◆ **Collection entries**
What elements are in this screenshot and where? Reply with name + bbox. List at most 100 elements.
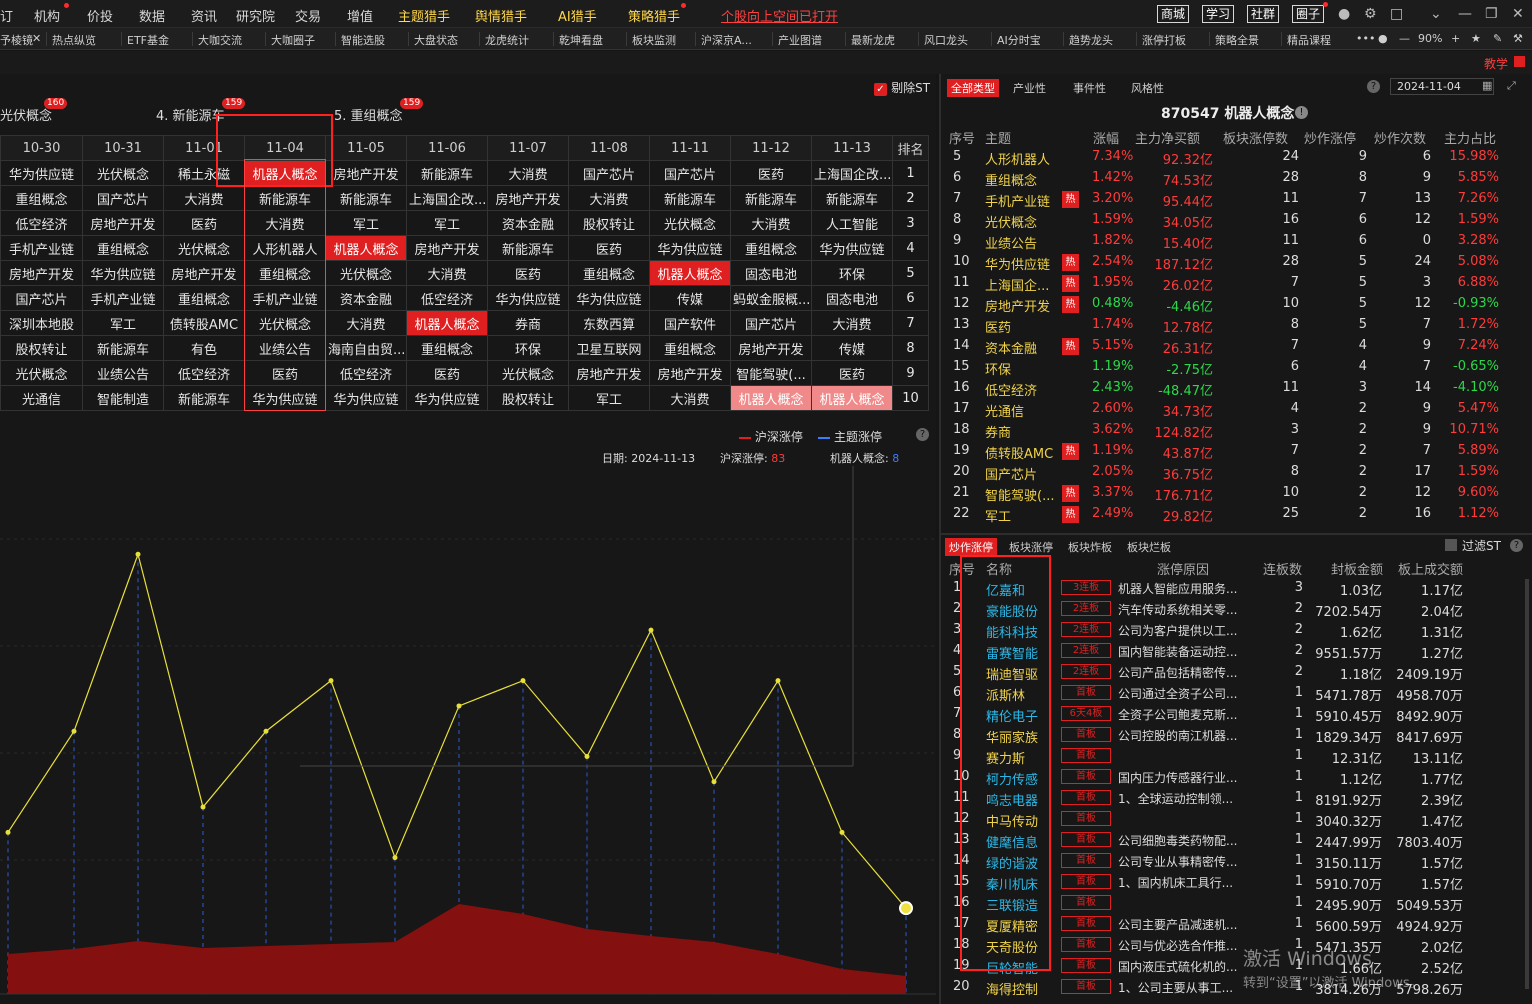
concept-cell[interactable]: 房地产开发 bbox=[0, 260, 83, 286]
info-icon[interactable]: ● bbox=[1378, 32, 1388, 45]
tab-event[interactable]: 事件性 bbox=[1069, 79, 1110, 97]
tab-8[interactable]: 乾坤看盘 bbox=[559, 32, 603, 48]
menu-item-sentiment-hunter[interactable]: 舆情猎手 bbox=[475, 6, 527, 25]
menu-item[interactable]: 增值 bbox=[347, 6, 373, 25]
concept-cell[interactable]: 军工 bbox=[568, 385, 650, 411]
more-icon[interactable]: ••• bbox=[1356, 32, 1375, 45]
concept-cell[interactable]: 房地产开发 bbox=[487, 185, 569, 211]
concept-cell[interactable]: 房地产开发 bbox=[82, 210, 164, 236]
table-row[interactable]: 12 房地产开发 0.48% -4.46亿 10 5 12 -0.93% 热 bbox=[941, 294, 1532, 315]
concept-cell[interactable]: 大消费 bbox=[487, 160, 569, 186]
concept-cell[interactable]: 医药 bbox=[163, 210, 245, 236]
concept-cell[interactable]: 大消费 bbox=[649, 385, 731, 411]
alert-link[interactable]: 个股向上空间已打开 bbox=[721, 6, 838, 25]
concept-cell[interactable]: 军工 bbox=[406, 210, 488, 236]
table-row[interactable]: 11 上海国企... 1.95% 26.02亿 7 5 3 6.88% 热 bbox=[941, 273, 1532, 294]
concept-cell[interactable]: 智能制造 bbox=[82, 385, 164, 411]
tab-18[interactable]: 精品课程 bbox=[1287, 32, 1331, 48]
date-header[interactable]: 10-31 bbox=[82, 135, 164, 161]
concept-cell[interactable]: 国产芯片 bbox=[730, 310, 812, 336]
concept-cell[interactable]: 固态电池 bbox=[730, 260, 812, 286]
concept-cell[interactable]: 光伏概念 bbox=[649, 210, 731, 236]
concept-cell[interactable]: 房地产开发 bbox=[568, 360, 650, 386]
tab-10[interactable]: 沪深京A... bbox=[701, 32, 752, 48]
concept-cell[interactable]: 新能源车 bbox=[730, 185, 812, 211]
checkbox-icon[interactable]: ✓ bbox=[874, 83, 887, 96]
concept-cell[interactable]: 资本金融 bbox=[325, 285, 407, 311]
tab-hype-limitup[interactable]: 炒作涨停 bbox=[945, 538, 997, 556]
tab-7[interactable]: 龙虎统计 bbox=[485, 32, 529, 48]
tab-14[interactable]: AI分时宝 bbox=[997, 32, 1041, 48]
concept-cell[interactable]: 华为供应链 bbox=[568, 285, 650, 311]
tab-5[interactable]: 智能选股 bbox=[341, 32, 385, 48]
concept-cell[interactable]: 重组概念 bbox=[730, 235, 812, 261]
concept-cell[interactable]: 新能源车 bbox=[487, 235, 569, 261]
window-icon[interactable]: □ bbox=[1390, 6, 1403, 22]
concept-cell[interactable]: 卫星互联网 bbox=[568, 335, 650, 361]
menu-item[interactable]: 研究院 bbox=[236, 6, 275, 25]
tab-all-types[interactable]: 全部类型 bbox=[947, 79, 999, 97]
tab-13[interactable]: 风口龙头 bbox=[924, 32, 968, 48]
list-item[interactable]: 20 海得控制 首板 1、公司主要从事工... 1 3814.26万 5798.26万 bbox=[941, 977, 1532, 998]
concept-cell[interactable]: 华为供应链 bbox=[487, 285, 569, 311]
concept-cell[interactable]: 股权转让 bbox=[568, 210, 650, 236]
concept-label[interactable]: 5. 重组概念 bbox=[334, 105, 403, 124]
concept-cell[interactable]: 新能源车 bbox=[649, 185, 731, 211]
learn-button[interactable]: 学习 bbox=[1202, 5, 1235, 23]
scrollbar[interactable] bbox=[1525, 579, 1529, 989]
menu-item[interactable]: 交易 bbox=[295, 6, 321, 25]
date-header[interactable]: 11-12 bbox=[730, 135, 812, 161]
concept-cell[interactable]: 固态电池 bbox=[811, 285, 893, 311]
concept-cell[interactable]: 低空经济 bbox=[0, 210, 83, 236]
concept-cell[interactable]: 业绩公告 bbox=[82, 360, 164, 386]
concept-cell[interactable]: 环保 bbox=[487, 335, 569, 361]
concept-cell[interactable]: 大消费 bbox=[163, 185, 245, 211]
tab-15[interactable]: 趋势龙头 bbox=[1069, 32, 1113, 48]
mall-button[interactable]: 商城 bbox=[1157, 5, 1190, 23]
concept-cell[interactable]: 房地产开发 bbox=[325, 160, 407, 186]
concept-cell[interactable]: 人工智能 bbox=[811, 210, 893, 236]
pen-icon[interactable]: ✎ bbox=[1493, 32, 1502, 45]
tab-sector-bad[interactable]: 板块烂板 bbox=[1123, 538, 1175, 556]
tab-4[interactable]: 大咖圈子 bbox=[271, 32, 315, 48]
tab-9[interactable]: 板块监测 bbox=[632, 32, 676, 48]
concept-cell[interactable]: 手机产业链 bbox=[82, 285, 164, 311]
concept-cell[interactable]: 上海国企改... bbox=[406, 185, 488, 211]
close-icon[interactable]: ✕ bbox=[32, 32, 41, 45]
concept-cell[interactable]: 重组概念 bbox=[0, 185, 83, 211]
concept-cell[interactable]: 华为供应链 bbox=[82, 260, 164, 286]
concept-cell[interactable]: 深圳本地股 bbox=[0, 310, 83, 336]
user-icon[interactable]: ● bbox=[1338, 6, 1350, 22]
tab-sector-limitup[interactable]: 板块涨停 bbox=[1005, 538, 1057, 556]
concept-cell[interactable]: 重组概念 bbox=[406, 335, 488, 361]
table-row[interactable]: 20 国产芯片 2.05% 36.75亿 8 2 17 1.59% bbox=[941, 462, 1532, 483]
tab-16[interactable]: 涨停打板 bbox=[1142, 32, 1186, 48]
menu-item[interactable]: 价投 bbox=[87, 6, 113, 25]
concept-cell[interactable]: 股权转让 bbox=[487, 385, 569, 411]
concept-cell[interactable]: 医药 bbox=[811, 360, 893, 386]
table-row[interactable]: 7 手机产业链 3.20% 95.44亿 11 7 13 7.26% 热 bbox=[941, 189, 1532, 210]
table-row[interactable]: 15 环保 1.19% -2.75亿 6 4 7 -0.65% bbox=[941, 357, 1532, 378]
table-row[interactable]: 22 军工 2.49% 29.82亿 25 2 16 1.12% 热 bbox=[941, 504, 1532, 525]
tab-3[interactable]: 大咖交流 bbox=[198, 32, 242, 48]
concept-cell[interactable]: 上海国企改... bbox=[811, 160, 893, 186]
concept-cell[interactable]: 有色 bbox=[163, 335, 245, 361]
concept-cell[interactable]: 低空经济 bbox=[325, 360, 407, 386]
concept-cell[interactable]: 手机产业链 bbox=[0, 235, 83, 261]
concept-cell[interactable]: 大消费 bbox=[406, 260, 488, 286]
concept-cell[interactable]: 大消费 bbox=[568, 185, 650, 211]
date-header[interactable]: 11-07 bbox=[487, 135, 569, 161]
concept-cell[interactable]: 海南自由贸... bbox=[325, 335, 407, 361]
edit-icon[interactable] bbox=[1514, 56, 1525, 67]
concept-cell[interactable]: 股权转让 bbox=[0, 335, 83, 361]
table-row[interactable]: 18 券商 3.62% 124.82亿 3 2 9 10.71% bbox=[941, 420, 1532, 441]
concept-cell[interactable]: 华为供应链 bbox=[0, 160, 83, 186]
concept-label[interactable]: 光伏概念 bbox=[0, 105, 52, 124]
concept-cell[interactable]: 重组概念 bbox=[568, 260, 650, 286]
concept-cell[interactable]: 国产芯片 bbox=[82, 185, 164, 211]
concept-label[interactable]: 4. 新能源车 bbox=[156, 105, 225, 124]
help-icon[interactable]: ? bbox=[916, 428, 929, 441]
concept-cell[interactable]: 重组概念 bbox=[163, 285, 245, 311]
concept-cell[interactable]: 低空经济 bbox=[406, 285, 488, 311]
wrench-icon[interactable]: ⚒ bbox=[1513, 32, 1523, 45]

◆ **Set exercise**
Output the lines of the data from the line containing "concept-cell[interactable]: 房地产开发 bbox=[0, 260, 83, 286]" through the line containing "concept-cell[interactable]: 房地产开发 bbox=[82, 210, 164, 236]" as a JSON list of strings, one string per line, with blank lines omitted.

◆ **The response**
[
  "concept-cell[interactable]: 房地产开发 bbox=[0, 260, 83, 286]",
  "info-icon[interactable]: ● bbox=[1378, 32, 1388, 45]",
  "tab-event[interactable]: 事件性 bbox=[1069, 79, 1110, 97]",
  "tab-8[interactable]: 乾坤看盘 bbox=[559, 32, 603, 48]",
  "menu-item-sentiment-hunter[interactable]: 舆情猎手 bbox=[475, 6, 527, 25]",
  "menu-item[interactable]: 增值 bbox=[347, 6, 373, 25]",
  "concept-cell[interactable]: 军工 bbox=[568, 385, 650, 411]",
  "more-icon[interactable]: ••• bbox=[1356, 32, 1375, 45]",
  "concept-cell[interactable]: 房地产开发 bbox=[487, 185, 569, 211]",
  "concept-cell[interactable]: 房地产开发 bbox=[82, 210, 164, 236]"
]